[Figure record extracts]

<<<<

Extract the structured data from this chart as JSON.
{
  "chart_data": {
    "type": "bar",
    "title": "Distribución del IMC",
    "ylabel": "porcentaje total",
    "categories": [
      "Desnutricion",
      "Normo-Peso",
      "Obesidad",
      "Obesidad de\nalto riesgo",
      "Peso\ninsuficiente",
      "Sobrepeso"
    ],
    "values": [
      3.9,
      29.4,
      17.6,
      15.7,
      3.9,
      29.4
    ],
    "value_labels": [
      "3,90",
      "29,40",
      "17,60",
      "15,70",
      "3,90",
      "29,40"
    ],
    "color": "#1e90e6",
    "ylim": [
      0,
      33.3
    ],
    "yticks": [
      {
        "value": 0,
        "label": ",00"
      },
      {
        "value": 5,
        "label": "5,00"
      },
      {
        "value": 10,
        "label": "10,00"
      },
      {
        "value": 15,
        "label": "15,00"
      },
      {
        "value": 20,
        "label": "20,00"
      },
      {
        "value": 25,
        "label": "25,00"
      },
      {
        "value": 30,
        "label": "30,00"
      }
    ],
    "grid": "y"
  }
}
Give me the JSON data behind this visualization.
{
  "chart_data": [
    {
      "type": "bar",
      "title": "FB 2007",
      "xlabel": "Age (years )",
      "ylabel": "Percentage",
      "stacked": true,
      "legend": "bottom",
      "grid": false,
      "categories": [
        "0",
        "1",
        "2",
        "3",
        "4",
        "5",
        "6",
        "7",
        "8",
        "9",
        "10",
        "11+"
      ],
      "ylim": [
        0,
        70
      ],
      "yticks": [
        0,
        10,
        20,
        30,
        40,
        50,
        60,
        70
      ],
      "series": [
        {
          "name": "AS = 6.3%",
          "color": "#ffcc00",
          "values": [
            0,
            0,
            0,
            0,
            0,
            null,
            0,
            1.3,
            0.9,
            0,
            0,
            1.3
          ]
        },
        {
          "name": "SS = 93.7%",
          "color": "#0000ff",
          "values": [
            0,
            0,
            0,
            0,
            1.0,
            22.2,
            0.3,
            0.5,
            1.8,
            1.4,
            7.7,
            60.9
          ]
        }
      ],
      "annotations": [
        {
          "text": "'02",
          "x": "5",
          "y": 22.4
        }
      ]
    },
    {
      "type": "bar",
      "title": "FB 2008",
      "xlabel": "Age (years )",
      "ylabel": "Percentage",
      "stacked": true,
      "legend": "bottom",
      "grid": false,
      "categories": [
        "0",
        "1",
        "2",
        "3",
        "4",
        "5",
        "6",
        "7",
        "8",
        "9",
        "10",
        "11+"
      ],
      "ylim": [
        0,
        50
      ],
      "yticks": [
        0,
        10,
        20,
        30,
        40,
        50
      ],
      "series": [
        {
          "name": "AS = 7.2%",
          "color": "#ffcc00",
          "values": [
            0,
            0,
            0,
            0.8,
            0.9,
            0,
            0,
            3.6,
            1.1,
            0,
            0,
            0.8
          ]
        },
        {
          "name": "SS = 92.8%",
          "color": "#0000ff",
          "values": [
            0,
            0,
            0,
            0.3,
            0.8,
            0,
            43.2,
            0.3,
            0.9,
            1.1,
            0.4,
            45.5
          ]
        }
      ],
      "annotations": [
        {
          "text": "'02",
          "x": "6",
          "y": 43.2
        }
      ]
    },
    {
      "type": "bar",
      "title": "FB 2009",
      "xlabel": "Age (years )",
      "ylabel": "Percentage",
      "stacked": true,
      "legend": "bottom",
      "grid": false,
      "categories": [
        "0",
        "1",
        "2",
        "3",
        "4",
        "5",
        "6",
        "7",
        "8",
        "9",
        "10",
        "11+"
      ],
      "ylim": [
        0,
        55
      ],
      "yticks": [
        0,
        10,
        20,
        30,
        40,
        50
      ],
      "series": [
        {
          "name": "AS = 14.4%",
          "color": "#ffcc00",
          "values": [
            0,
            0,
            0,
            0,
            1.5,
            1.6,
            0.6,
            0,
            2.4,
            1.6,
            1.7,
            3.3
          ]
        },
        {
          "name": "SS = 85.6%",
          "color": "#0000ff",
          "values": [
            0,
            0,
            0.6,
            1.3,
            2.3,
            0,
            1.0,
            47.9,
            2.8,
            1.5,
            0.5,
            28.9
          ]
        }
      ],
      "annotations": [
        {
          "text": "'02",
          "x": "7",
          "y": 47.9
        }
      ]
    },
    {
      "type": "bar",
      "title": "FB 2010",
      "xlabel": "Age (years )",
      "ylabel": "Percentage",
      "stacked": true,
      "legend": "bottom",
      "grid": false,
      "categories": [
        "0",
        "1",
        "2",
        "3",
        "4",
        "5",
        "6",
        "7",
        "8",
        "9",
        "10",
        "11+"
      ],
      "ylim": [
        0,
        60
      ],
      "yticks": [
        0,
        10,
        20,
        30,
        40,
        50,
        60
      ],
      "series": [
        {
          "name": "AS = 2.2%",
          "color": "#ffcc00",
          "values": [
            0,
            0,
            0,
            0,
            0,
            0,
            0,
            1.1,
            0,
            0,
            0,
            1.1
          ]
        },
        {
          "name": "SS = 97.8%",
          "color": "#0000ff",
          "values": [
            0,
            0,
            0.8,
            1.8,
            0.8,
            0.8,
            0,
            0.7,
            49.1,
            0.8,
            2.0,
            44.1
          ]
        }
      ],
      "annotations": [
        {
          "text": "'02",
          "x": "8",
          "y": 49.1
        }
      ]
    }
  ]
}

>>>>

PROBLEM TO SOLVE ->
Write out all the data again, exactly as it appears.

RESULT OF THE TASK ->
Extract the structured data from this chart as JSON.
{
  "chart_data": {
    "type": "bar",
    "title": "Distribución del IMC",
    "ylabel": "porcentaje total",
    "categories": [
      "Desnutricion",
      "Normo-Peso",
      "Obesidad",
      "Obesidad de\nalto riesgo",
      "Peso\ninsuficiente",
      "Sobrepeso"
    ],
    "values": [
      3.9,
      29.4,
      17.6,
      15.7,
      3.9,
      29.4
    ],
    "value_labels": [
      "3,90",
      "29,40",
      "17,60",
      "15,70",
      "3,90",
      "29,40"
    ],
    "color": "#1e90e6",
    "ylim": [
      0,
      33.3
    ],
    "yticks": [
      {
        "value": 0,
        "label": ",00"
      },
      {
        "value": 5,
        "label": "5,00"
      },
      {
        "value": 10,
        "label": "10,00"
      },
      {
        "value": 15,
        "label": "15,00"
      },
      {
        "value": 20,
        "label": "20,00"
      },
      {
        "value": 25,
        "label": "25,00"
      },
      {
        "value": 30,
        "label": "30,00"
      }
    ],
    "grid": "y"
  }
}
Give me the JSON data behind this visualization.
{
  "chart_data": [
    {
      "type": "bar",
      "title": "FB 2007",
      "xlabel": "Age (years )",
      "ylabel": "Percentage",
      "stacked": true,
      "legend": "bottom",
      "grid": false,
      "categories": [
        "0",
        "1",
        "2",
        "3",
        "4",
        "5",
        "6",
        "7",
        "8",
        "9",
        "10",
        "11+"
      ],
      "ylim": [
        0,
        70
      ],
      "yticks": [
        0,
        10,
        20,
        30,
        40,
        50,
        60,
        70
      ],
      "series": [
        {
          "name": "AS = 6.3%",
          "color": "#ffcc00",
          "values": [
            0,
            0,
            0,
            0,
            0,
            null,
            0,
            1.3,
            0.9,
            0,
            0,
            1.3
          ]
        },
        {
          "name": "SS = 93.7%",
          "color": "#0000ff",
          "values": [
            0,
            0,
            0,
            0,
            1.0,
            22.2,
            0.3,
            0.5,
            1.8,
            1.4,
            7.7,
            60.9
          ]
        }
      ],
      "annotations": [
        {
          "text": "'02",
          "x": "5",
          "y": 22.4
        }
      ]
    },
    {
      "type": "bar",
      "title": "FB 2008",
      "xlabel": "Age (years )",
      "ylabel": "Percentage",
      "stacked": true,
      "legend": "bottom",
      "grid": false,
      "categories": [
        "0",
        "1",
        "2",
        "3",
        "4",
        "5",
        "6",
        "7",
        "8",
        "9",
        "10",
        "11+"
      ],
      "ylim": [
        0,
        50
      ],
      "yticks": [
        0,
        10,
        20,
        30,
        40,
        50
      ],
      "series": [
        {
          "name": "AS = 7.2%",
          "color": "#ffcc00",
          "values": [
            0,
            0,
            0,
            0.8,
            0.9,
            0,
            0,
            3.6,
            1.1,
            0,
            0,
            0.8
          ]
        },
        {
          "name": "SS = 92.8%",
          "color": "#0000ff",
          "values": [
            0,
            0,
            0,
            0.3,
            0.8,
            0,
            43.2,
            0.3,
            0.9,
            1.1,
            0.4,
            45.5
          ]
        }
      ],
      "annotations": [
        {
          "text": "'02",
          "x": "6",
          "y": 43.2
        }
      ]
    },
    {
      "type": "bar",
      "title": "FB 2009",
      "xlabel": "Age (years )",
      "ylabel": "Percentage",
      "stacked": true,
      "legend": "bottom",
      "grid": false,
      "categories": [
        "0",
        "1",
        "2",
        "3",
        "4",
        "5",
        "6",
        "7",
        "8",
        "9",
        "10",
        "11+"
      ],
      "ylim": [
        0,
        55
      ],
      "yticks": [
        0,
        10,
        20,
        30,
        40,
        50
      ],
      "series": [
        {
          "name": "AS = 14.4%",
          "color": "#ffcc00",
          "values": [
            0,
            0,
            0,
            0,
            1.5,
            1.6,
            0.6,
            0,
            2.4,
            1.6,
            1.7,
            3.3
          ]
        },
        {
          "name": "SS = 85.6%",
          "color": "#0000ff",
          "values": [
            0,
            0,
            0.6,
            1.3,
            2.3,
            0,
            1.0,
            47.9,
            2.8,
            1.5,
            0.5,
            28.9
          ]
        }
      ],
      "annotations": [
        {
          "text": "'02",
          "x": "7",
          "y": 47.9
        }
      ]
    },
    {
      "type": "bar",
      "title": "FB 2010",
      "xlabel": "Age (years )",
      "ylabel": "Percentage",
      "stacked": true,
      "legend": "bottom",
      "grid": false,
      "categories": [
        "0",
        "1",
        "2",
        "3",
        "4",
        "5",
        "6",
        "7",
        "8",
        "9",
        "10",
        "11+"
      ],
      "ylim": [
        0,
        60
      ],
      "yticks": [
        0,
        10,
        20,
        30,
        40,
        50,
        60
      ],
      "series": [
        {
          "name": "AS = 2.2%",
          "color": "#ffcc00",
          "values": [
            0,
            0,
            0,
            0,
            0,
            0,
            0,
            1.1,
            0,
            0,
            0,
            1.1
          ]
        },
        {
          "name": "SS = 97.8%",
          "color": "#0000ff",
          "values": [
            0,
            0,
            0.8,
            1.8,
            0.8,
            0.8,
            0,
            0.7,
            49.1,
            0.8,
            2.0,
            44.1
          ]
        }
      ],
      "annotations": [
        {
          "text": "'02",
          "x": "8",
          "y": 49.1
        }
      ]
    }
  ]
}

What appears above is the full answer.